Goal: Transcribe every entry word for word, but skip the images.

::: Input for this task :::

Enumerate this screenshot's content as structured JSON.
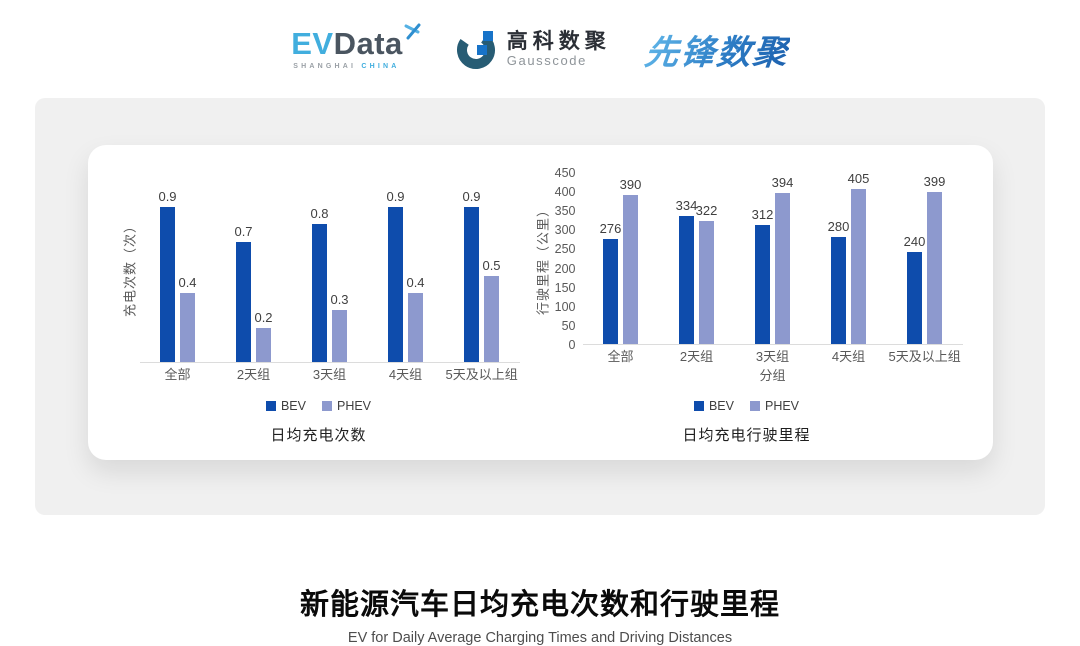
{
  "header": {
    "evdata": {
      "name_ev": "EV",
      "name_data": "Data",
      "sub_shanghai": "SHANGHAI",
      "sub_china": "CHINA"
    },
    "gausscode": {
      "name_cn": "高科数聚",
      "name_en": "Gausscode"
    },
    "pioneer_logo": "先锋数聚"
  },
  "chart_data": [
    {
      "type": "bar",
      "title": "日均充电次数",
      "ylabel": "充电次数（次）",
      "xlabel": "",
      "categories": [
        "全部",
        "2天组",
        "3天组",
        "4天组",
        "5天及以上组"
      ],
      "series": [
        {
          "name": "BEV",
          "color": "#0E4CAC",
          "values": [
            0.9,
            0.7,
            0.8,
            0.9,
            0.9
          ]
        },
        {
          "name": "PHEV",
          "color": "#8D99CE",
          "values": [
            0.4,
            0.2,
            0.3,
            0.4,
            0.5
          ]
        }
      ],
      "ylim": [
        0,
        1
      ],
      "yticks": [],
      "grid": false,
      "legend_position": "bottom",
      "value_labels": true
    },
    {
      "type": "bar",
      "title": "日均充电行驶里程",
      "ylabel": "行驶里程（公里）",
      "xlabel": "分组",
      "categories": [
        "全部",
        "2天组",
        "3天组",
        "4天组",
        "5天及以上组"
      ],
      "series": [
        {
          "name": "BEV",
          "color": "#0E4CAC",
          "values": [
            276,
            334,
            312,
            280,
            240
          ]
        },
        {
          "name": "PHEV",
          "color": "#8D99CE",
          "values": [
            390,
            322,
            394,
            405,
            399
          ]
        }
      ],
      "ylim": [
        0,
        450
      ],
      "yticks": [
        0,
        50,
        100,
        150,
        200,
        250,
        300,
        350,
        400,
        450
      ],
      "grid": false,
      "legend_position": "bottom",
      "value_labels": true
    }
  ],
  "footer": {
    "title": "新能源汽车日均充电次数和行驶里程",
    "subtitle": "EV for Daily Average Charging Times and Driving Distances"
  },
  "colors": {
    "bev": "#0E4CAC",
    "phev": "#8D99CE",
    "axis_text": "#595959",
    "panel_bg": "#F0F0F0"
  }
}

:::

Answer to the task:
Enumerate this screenshot's content as structured JSON.
{
  "header": {
    "evdata": {
      "name_ev": "EV",
      "name_data": "Data",
      "sub_shanghai": "SHANGHAI",
      "sub_china": "CHINA"
    },
    "gausscode": {
      "name_cn": "高科数聚",
      "name_en": "Gausscode"
    },
    "pioneer_logo": "先锋数聚"
  },
  "chart_data": [
    {
      "type": "bar",
      "title": "日均充电次数",
      "ylabel": "充电次数（次）",
      "xlabel": "",
      "categories": [
        "全部",
        "2天组",
        "3天组",
        "4天组",
        "5天及以上组"
      ],
      "series": [
        {
          "name": "BEV",
          "color": "#0E4CAC",
          "values": [
            0.9,
            0.7,
            0.8,
            0.9,
            0.9
          ]
        },
        {
          "name": "PHEV",
          "color": "#8D99CE",
          "values": [
            0.4,
            0.2,
            0.3,
            0.4,
            0.5
          ]
        }
      ],
      "ylim": [
        0,
        1
      ],
      "yticks": [],
      "grid": false,
      "legend_position": "bottom",
      "value_labels": true
    },
    {
      "type": "bar",
      "title": "日均充电行驶里程",
      "ylabel": "行驶里程（公里）",
      "xlabel": "分组",
      "categories": [
        "全部",
        "2天组",
        "3天组",
        "4天组",
        "5天及以上组"
      ],
      "series": [
        {
          "name": "BEV",
          "color": "#0E4CAC",
          "values": [
            276,
            334,
            312,
            280,
            240
          ]
        },
        {
          "name": "PHEV",
          "color": "#8D99CE",
          "values": [
            390,
            322,
            394,
            405,
            399
          ]
        }
      ],
      "ylim": [
        0,
        450
      ],
      "yticks": [
        0,
        50,
        100,
        150,
        200,
        250,
        300,
        350,
        400,
        450
      ],
      "grid": false,
      "legend_position": "bottom",
      "value_labels": true
    }
  ],
  "footer": {
    "title": "新能源汽车日均充电次数和行驶里程",
    "subtitle": "EV for Daily Average Charging Times and Driving Distances"
  },
  "colors": {
    "bev": "#0E4CAC",
    "phev": "#8D99CE",
    "axis_text": "#595959",
    "panel_bg": "#F0F0F0"
  }
}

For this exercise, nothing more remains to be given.